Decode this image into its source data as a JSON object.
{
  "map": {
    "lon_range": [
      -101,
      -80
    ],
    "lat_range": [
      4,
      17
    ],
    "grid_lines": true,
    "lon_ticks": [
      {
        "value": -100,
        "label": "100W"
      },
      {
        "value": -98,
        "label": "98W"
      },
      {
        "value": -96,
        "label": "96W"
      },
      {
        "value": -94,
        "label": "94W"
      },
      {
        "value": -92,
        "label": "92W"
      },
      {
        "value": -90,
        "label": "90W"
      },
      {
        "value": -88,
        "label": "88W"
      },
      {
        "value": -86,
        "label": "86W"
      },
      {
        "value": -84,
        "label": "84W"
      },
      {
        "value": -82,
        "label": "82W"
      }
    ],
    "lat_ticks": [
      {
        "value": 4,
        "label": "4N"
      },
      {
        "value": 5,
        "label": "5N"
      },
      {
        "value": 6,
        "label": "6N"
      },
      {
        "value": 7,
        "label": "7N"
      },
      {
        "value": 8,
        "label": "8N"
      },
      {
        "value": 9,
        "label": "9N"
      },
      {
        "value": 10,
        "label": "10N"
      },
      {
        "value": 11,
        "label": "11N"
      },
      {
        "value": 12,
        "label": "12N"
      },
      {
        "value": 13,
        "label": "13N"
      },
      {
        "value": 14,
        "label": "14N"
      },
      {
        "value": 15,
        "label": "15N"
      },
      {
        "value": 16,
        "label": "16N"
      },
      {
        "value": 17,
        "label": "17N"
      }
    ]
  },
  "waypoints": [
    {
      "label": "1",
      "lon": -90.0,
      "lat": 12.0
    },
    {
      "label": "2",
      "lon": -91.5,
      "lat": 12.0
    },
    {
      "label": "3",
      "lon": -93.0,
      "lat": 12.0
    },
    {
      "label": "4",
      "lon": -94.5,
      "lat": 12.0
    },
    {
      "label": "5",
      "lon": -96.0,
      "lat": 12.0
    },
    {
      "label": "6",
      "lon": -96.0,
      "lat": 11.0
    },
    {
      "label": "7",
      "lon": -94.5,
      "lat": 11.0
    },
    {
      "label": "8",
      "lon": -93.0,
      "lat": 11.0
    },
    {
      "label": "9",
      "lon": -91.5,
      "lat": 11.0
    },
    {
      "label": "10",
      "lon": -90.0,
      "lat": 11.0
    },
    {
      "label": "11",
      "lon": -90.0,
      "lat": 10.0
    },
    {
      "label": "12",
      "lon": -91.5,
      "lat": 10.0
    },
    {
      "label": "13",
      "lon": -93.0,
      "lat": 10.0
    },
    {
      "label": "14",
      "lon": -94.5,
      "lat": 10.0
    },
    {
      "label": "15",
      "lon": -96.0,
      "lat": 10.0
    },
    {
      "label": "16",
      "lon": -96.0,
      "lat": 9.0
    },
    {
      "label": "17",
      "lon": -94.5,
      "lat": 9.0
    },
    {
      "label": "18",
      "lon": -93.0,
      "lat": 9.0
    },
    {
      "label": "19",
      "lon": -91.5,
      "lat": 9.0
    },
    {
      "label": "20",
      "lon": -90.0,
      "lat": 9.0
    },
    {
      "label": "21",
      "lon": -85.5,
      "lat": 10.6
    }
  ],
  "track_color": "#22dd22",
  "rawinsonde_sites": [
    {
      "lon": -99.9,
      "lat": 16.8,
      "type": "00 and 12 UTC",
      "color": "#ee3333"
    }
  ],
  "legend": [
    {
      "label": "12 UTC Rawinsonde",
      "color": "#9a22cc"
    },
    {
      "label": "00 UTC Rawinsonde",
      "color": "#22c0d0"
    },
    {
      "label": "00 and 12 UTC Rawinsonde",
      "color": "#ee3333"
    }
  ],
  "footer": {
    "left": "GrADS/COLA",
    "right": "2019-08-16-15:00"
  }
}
..........
▶ _Task description_:
Exactly reproduce every record.

▶ _Answer to the task_:
Decode this image into its source data as a JSON object.
{
  "map": {
    "lon_range": [
      -101,
      -80
    ],
    "lat_range": [
      4,
      17
    ],
    "grid_lines": true,
    "lon_ticks": [
      {
        "value": -100,
        "label": "100W"
      },
      {
        "value": -98,
        "label": "98W"
      },
      {
        "value": -96,
        "label": "96W"
      },
      {
        "value": -94,
        "label": "94W"
      },
      {
        "value": -92,
        "label": "92W"
      },
      {
        "value": -90,
        "label": "90W"
      },
      {
        "value": -88,
        "label": "88W"
      },
      {
        "value": -86,
        "label": "86W"
      },
      {
        "value": -84,
        "label": "84W"
      },
      {
        "value": -82,
        "label": "82W"
      }
    ],
    "lat_ticks": [
      {
        "value": 4,
        "label": "4N"
      },
      {
        "value": 5,
        "label": "5N"
      },
      {
        "value": 6,
        "label": "6N"
      },
      {
        "value": 7,
        "label": "7N"
      },
      {
        "value": 8,
        "label": "8N"
      },
      {
        "value": 9,
        "label": "9N"
      },
      {
        "value": 10,
        "label": "10N"
      },
      {
        "value": 11,
        "label": "11N"
      },
      {
        "value": 12,
        "label": "12N"
      },
      {
        "value": 13,
        "label": "13N"
      },
      {
        "value": 14,
        "label": "14N"
      },
      {
        "value": 15,
        "label": "15N"
      },
      {
        "value": 16,
        "label": "16N"
      },
      {
        "value": 17,
        "label": "17N"
      }
    ]
  },
  "waypoints": [
    {
      "label": "1",
      "lon": -90.0,
      "lat": 12.0
    },
    {
      "label": "2",
      "lon": -91.5,
      "lat": 12.0
    },
    {
      "label": "3",
      "lon": -93.0,
      "lat": 12.0
    },
    {
      "label": "4",
      "lon": -94.5,
      "lat": 12.0
    },
    {
      "label": "5",
      "lon": -96.0,
      "lat": 12.0
    },
    {
      "label": "6",
      "lon": -96.0,
      "lat": 11.0
    },
    {
      "label": "7",
      "lon": -94.5,
      "lat": 11.0
    },
    {
      "label": "8",
      "lon": -93.0,
      "lat": 11.0
    },
    {
      "label": "9",
      "lon": -91.5,
      "lat": 11.0
    },
    {
      "label": "10",
      "lon": -90.0,
      "lat": 11.0
    },
    {
      "label": "11",
      "lon": -90.0,
      "lat": 10.0
    },
    {
      "label": "12",
      "lon": -91.5,
      "lat": 10.0
    },
    {
      "label": "13",
      "lon": -93.0,
      "lat": 10.0
    },
    {
      "label": "14",
      "lon": -94.5,
      "lat": 10.0
    },
    {
      "label": "15",
      "lon": -96.0,
      "lat": 10.0
    },
    {
      "label": "16",
      "lon": -96.0,
      "lat": 9.0
    },
    {
      "label": "17",
      "lon": -94.5,
      "lat": 9.0
    },
    {
      "label": "18",
      "lon": -93.0,
      "lat": 9.0
    },
    {
      "label": "19",
      "lon": -91.5,
      "lat": 9.0
    },
    {
      "label": "20",
      "lon": -90.0,
      "lat": 9.0
    },
    {
      "label": "21",
      "lon": -85.5,
      "lat": 10.6
    }
  ],
  "track_color": "#22dd22",
  "rawinsonde_sites": [
    {
      "lon": -99.9,
      "lat": 16.8,
      "type": "00 and 12 UTC",
      "color": "#ee3333"
    }
  ],
  "legend": [
    {
      "label": "12 UTC Rawinsonde",
      "color": "#9a22cc"
    },
    {
      "label": "00 UTC Rawinsonde",
      "color": "#22c0d0"
    },
    {
      "label": "00 and 12 UTC Rawinsonde",
      "color": "#ee3333"
    }
  ],
  "footer": {
    "left": "GrADS/COLA",
    "right": "2019-08-16-15:00"
  }
}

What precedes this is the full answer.